Data supplied:
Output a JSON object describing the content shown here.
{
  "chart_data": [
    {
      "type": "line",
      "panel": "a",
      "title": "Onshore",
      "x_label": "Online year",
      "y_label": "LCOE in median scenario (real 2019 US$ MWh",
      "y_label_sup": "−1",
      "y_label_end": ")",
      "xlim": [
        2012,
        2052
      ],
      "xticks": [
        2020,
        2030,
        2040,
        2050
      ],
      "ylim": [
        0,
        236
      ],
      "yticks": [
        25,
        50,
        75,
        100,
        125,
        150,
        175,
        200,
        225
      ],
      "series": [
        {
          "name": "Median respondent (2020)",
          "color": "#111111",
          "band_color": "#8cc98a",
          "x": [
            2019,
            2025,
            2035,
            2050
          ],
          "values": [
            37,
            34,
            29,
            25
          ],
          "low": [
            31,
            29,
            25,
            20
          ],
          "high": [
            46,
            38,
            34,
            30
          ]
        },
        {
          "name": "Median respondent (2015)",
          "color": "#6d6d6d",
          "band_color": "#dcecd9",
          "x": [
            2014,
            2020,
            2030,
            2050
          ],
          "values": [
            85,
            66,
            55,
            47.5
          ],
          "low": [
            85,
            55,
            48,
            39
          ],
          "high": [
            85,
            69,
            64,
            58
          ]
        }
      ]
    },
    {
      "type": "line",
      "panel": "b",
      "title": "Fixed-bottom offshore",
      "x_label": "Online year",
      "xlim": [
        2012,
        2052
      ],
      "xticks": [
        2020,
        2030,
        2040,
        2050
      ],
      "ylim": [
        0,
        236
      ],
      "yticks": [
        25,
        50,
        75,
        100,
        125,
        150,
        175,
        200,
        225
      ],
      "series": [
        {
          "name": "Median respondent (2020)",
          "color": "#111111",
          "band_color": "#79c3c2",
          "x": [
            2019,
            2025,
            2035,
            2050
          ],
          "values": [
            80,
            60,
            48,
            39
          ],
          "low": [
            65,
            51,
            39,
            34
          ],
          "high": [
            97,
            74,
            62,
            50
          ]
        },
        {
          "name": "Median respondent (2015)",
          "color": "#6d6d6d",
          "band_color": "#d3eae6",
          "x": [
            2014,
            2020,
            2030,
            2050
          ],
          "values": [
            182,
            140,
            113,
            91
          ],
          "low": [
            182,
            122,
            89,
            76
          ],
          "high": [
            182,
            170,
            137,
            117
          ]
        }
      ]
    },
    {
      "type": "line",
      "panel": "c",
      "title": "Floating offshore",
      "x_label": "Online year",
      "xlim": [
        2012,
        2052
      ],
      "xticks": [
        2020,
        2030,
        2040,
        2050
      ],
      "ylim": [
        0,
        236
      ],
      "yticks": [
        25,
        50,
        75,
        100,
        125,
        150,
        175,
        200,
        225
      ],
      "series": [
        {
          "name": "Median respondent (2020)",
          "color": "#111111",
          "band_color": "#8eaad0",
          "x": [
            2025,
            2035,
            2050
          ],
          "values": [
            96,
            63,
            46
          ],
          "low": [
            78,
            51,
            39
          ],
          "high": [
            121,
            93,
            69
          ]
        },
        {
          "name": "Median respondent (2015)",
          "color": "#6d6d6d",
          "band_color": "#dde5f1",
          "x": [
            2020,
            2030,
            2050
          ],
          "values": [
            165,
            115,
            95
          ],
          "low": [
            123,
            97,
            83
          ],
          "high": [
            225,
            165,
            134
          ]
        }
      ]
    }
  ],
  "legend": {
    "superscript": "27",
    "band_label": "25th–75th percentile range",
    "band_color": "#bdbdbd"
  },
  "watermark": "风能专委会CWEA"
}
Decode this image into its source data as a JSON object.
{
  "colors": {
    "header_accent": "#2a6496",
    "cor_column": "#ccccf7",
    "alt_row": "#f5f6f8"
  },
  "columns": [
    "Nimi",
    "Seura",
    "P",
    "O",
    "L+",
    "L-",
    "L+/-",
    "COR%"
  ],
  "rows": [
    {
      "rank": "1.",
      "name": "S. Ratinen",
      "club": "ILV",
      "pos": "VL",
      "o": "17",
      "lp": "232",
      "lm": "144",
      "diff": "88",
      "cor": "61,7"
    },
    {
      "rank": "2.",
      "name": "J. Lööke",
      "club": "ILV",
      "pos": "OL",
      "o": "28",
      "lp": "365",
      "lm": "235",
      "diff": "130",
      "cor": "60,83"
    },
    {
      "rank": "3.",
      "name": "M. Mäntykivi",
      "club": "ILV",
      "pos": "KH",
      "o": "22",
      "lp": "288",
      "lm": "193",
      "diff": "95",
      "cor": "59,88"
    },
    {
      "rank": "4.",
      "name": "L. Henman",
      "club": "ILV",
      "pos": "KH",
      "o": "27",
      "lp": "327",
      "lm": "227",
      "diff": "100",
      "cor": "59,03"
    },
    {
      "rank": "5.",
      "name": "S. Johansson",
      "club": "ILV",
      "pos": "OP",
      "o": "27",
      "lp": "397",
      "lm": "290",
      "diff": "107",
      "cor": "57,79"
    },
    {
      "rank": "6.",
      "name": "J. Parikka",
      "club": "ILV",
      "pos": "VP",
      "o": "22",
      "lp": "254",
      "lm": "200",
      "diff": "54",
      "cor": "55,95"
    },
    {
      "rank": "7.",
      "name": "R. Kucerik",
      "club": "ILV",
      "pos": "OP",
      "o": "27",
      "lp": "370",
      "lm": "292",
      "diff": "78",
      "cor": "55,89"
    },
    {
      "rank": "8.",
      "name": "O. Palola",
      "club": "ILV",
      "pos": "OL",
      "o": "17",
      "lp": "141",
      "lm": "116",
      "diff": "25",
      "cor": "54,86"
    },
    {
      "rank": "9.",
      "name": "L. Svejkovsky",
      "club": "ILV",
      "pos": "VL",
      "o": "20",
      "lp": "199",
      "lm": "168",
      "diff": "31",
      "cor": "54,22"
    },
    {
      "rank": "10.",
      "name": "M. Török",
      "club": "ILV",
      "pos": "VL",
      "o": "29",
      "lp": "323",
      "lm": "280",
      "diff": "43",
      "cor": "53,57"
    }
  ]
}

Directive:
Give the entries again in full, exactly as they are written.

Output:
Output a JSON object describing the content shown here.
{
  "chart_data": [
    {
      "type": "line",
      "panel": "a",
      "title": "Onshore",
      "x_label": "Online year",
      "y_label": "LCOE in median scenario (real 2019 US$ MWh",
      "y_label_sup": "−1",
      "y_label_end": ")",
      "xlim": [
        2012,
        2052
      ],
      "xticks": [
        2020,
        2030,
        2040,
        2050
      ],
      "ylim": [
        0,
        236
      ],
      "yticks": [
        25,
        50,
        75,
        100,
        125,
        150,
        175,
        200,
        225
      ],
      "series": [
        {
          "name": "Median respondent (2020)",
          "color": "#111111",
          "band_color": "#8cc98a",
          "x": [
            2019,
            2025,
            2035,
            2050
          ],
          "values": [
            37,
            34,
            29,
            25
          ],
          "low": [
            31,
            29,
            25,
            20
          ],
          "high": [
            46,
            38,
            34,
            30
          ]
        },
        {
          "name": "Median respondent (2015)",
          "color": "#6d6d6d",
          "band_color": "#dcecd9",
          "x": [
            2014,
            2020,
            2030,
            2050
          ],
          "values": [
            85,
            66,
            55,
            47.5
          ],
          "low": [
            85,
            55,
            48,
            39
          ],
          "high": [
            85,
            69,
            64,
            58
          ]
        }
      ]
    },
    {
      "type": "line",
      "panel": "b",
      "title": "Fixed-bottom offshore",
      "x_label": "Online year",
      "xlim": [
        2012,
        2052
      ],
      "xticks": [
        2020,
        2030,
        2040,
        2050
      ],
      "ylim": [
        0,
        236
      ],
      "yticks": [
        25,
        50,
        75,
        100,
        125,
        150,
        175,
        200,
        225
      ],
      "series": [
        {
          "name": "Median respondent (2020)",
          "color": "#111111",
          "band_color": "#79c3c2",
          "x": [
            2019,
            2025,
            2035,
            2050
          ],
          "values": [
            80,
            60,
            48,
            39
          ],
          "low": [
            65,
            51,
            39,
            34
          ],
          "high": [
            97,
            74,
            62,
            50
          ]
        },
        {
          "name": "Median respondent (2015)",
          "color": "#6d6d6d",
          "band_color": "#d3eae6",
          "x": [
            2014,
            2020,
            2030,
            2050
          ],
          "values": [
            182,
            140,
            113,
            91
          ],
          "low": [
            182,
            122,
            89,
            76
          ],
          "high": [
            182,
            170,
            137,
            117
          ]
        }
      ]
    },
    {
      "type": "line",
      "panel": "c",
      "title": "Floating offshore",
      "x_label": "Online year",
      "xlim": [
        2012,
        2052
      ],
      "xticks": [
        2020,
        2030,
        2040,
        2050
      ],
      "ylim": [
        0,
        236
      ],
      "yticks": [
        25,
        50,
        75,
        100,
        125,
        150,
        175,
        200,
        225
      ],
      "series": [
        {
          "name": "Median respondent (2020)",
          "color": "#111111",
          "band_color": "#8eaad0",
          "x": [
            2025,
            2035,
            2050
          ],
          "values": [
            96,
            63,
            46
          ],
          "low": [
            78,
            51,
            39
          ],
          "high": [
            121,
            93,
            69
          ]
        },
        {
          "name": "Median respondent (2015)",
          "color": "#6d6d6d",
          "band_color": "#dde5f1",
          "x": [
            2020,
            2030,
            2050
          ],
          "values": [
            165,
            115,
            95
          ],
          "low": [
            123,
            97,
            83
          ],
          "high": [
            225,
            165,
            134
          ]
        }
      ]
    }
  ],
  "legend": {
    "superscript": "27",
    "band_label": "25th–75th percentile range",
    "band_color": "#bdbdbd"
  },
  "watermark": "风能专委会CWEA"
}
Decode this image into its source data as a JSON object.
{
  "colors": {
    "header_accent": "#2a6496",
    "cor_column": "#ccccf7",
    "alt_row": "#f5f6f8"
  },
  "columns": [
    "Nimi",
    "Seura",
    "P",
    "O",
    "L+",
    "L-",
    "L+/-",
    "COR%"
  ],
  "rows": [
    {
      "rank": "1.",
      "name": "S. Ratinen",
      "club": "ILV",
      "pos": "VL",
      "o": "17",
      "lp": "232",
      "lm": "144",
      "diff": "88",
      "cor": "61,7"
    },
    {
      "rank": "2.",
      "name": "J. Lööke",
      "club": "ILV",
      "pos": "OL",
      "o": "28",
      "lp": "365",
      "lm": "235",
      "diff": "130",
      "cor": "60,83"
    },
    {
      "rank": "3.",
      "name": "M. Mäntykivi",
      "club": "ILV",
      "pos": "KH",
      "o": "22",
      "lp": "288",
      "lm": "193",
      "diff": "95",
      "cor": "59,88"
    },
    {
      "rank": "4.",
      "name": "L. Henman",
      "club": "ILV",
      "pos": "KH",
      "o": "27",
      "lp": "327",
      "lm": "227",
      "diff": "100",
      "cor": "59,03"
    },
    {
      "rank": "5.",
      "name": "S. Johansson",
      "club": "ILV",
      "pos": "OP",
      "o": "27",
      "lp": "397",
      "lm": "290",
      "diff": "107",
      "cor": "57,79"
    },
    {
      "rank": "6.",
      "name": "J. Parikka",
      "club": "ILV",
      "pos": "VP",
      "o": "22",
      "lp": "254",
      "lm": "200",
      "diff": "54",
      "cor": "55,95"
    },
    {
      "rank": "7.",
      "name": "R. Kucerik",
      "club": "ILV",
      "pos": "OP",
      "o": "27",
      "lp": "370",
      "lm": "292",
      "diff": "78",
      "cor": "55,89"
    },
    {
      "rank": "8.",
      "name": "O. Palola",
      "club": "ILV",
      "pos": "OL",
      "o": "17",
      "lp": "141",
      "lm": "116",
      "diff": "25",
      "cor": "54,86"
    },
    {
      "rank": "9.",
      "name": "L. Svejkovsky",
      "club": "ILV",
      "pos": "VL",
      "o": "20",
      "lp": "199",
      "lm": "168",
      "diff": "31",
      "cor": "54,22"
    },
    {
      "rank": "10.",
      "name": "M. Török",
      "club": "ILV",
      "pos": "VL",
      "o": "29",
      "lp": "323",
      "lm": "280",
      "diff": "43",
      "cor": "53,57"
    }
  ]
}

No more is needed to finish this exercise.